**BRIEF:** All entries below need to be written out exactly, but without their pictures.

>> begin GIVEN RECORDS

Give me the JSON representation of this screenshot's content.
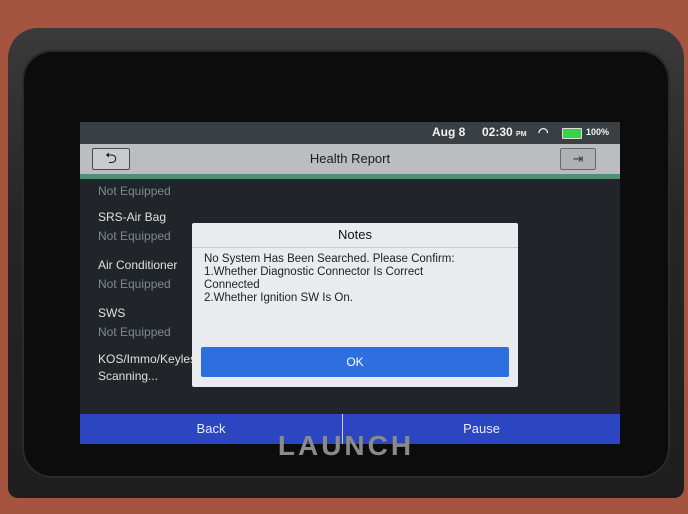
{
  "status_bar": {
    "date": "Aug 8",
    "time": "02:30",
    "ampm": "PM",
    "battery": "100%"
  },
  "header": {
    "title": "Health Report",
    "back_icon": "back-arrow-icon",
    "exit_icon": "exit-icon"
  },
  "systems": [
    {
      "name": "",
      "status": "Not Equipped"
    },
    {
      "name": "SRS-Air Bag",
      "status": "Not Equipped"
    },
    {
      "name": "Air Conditioner",
      "status": "Not Equipped"
    },
    {
      "name": "SWS",
      "status": "Not Equipped"
    },
    {
      "name": "KOS/Immo/Keyless",
      "status": "Scanning..."
    }
  ],
  "dialog": {
    "title": "Notes",
    "line1": "No System Has Been Searched. Please Confirm:",
    "line2": " 1.Whether Diagnostic Connector Is Correct",
    "line3": "Connected",
    "line4": " 2.Whether Ignition SW Is On.",
    "ok_label": "OK"
  },
  "bottom_bar": {
    "back_label": "Back",
    "pause_label": "Pause"
  },
  "brand": "LAUNCH",
  "colors": {
    "accent": "#5aa585",
    "primary_button": "#2e6fe0",
    "bottom_bar": "#2b46c0"
  }
}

>> end GIVEN RECORDS

**WORKED SOLUTION:**
Give me the JSON representation of this screenshot's content.
{
  "status_bar": {
    "date": "Aug 8",
    "time": "02:30",
    "ampm": "PM",
    "battery": "100%"
  },
  "header": {
    "title": "Health Report",
    "back_icon": "back-arrow-icon",
    "exit_icon": "exit-icon"
  },
  "systems": [
    {
      "name": "",
      "status": "Not Equipped"
    },
    {
      "name": "SRS-Air Bag",
      "status": "Not Equipped"
    },
    {
      "name": "Air Conditioner",
      "status": "Not Equipped"
    },
    {
      "name": "SWS",
      "status": "Not Equipped"
    },
    {
      "name": "KOS/Immo/Keyless",
      "status": "Scanning..."
    }
  ],
  "dialog": {
    "title": "Notes",
    "line1": "No System Has Been Searched. Please Confirm:",
    "line2": " 1.Whether Diagnostic Connector Is Correct",
    "line3": "Connected",
    "line4": " 2.Whether Ignition SW Is On.",
    "ok_label": "OK"
  },
  "bottom_bar": {
    "back_label": "Back",
    "pause_label": "Pause"
  },
  "brand": "LAUNCH",
  "colors": {
    "accent": "#5aa585",
    "primary_button": "#2e6fe0",
    "bottom_bar": "#2b46c0"
  }
}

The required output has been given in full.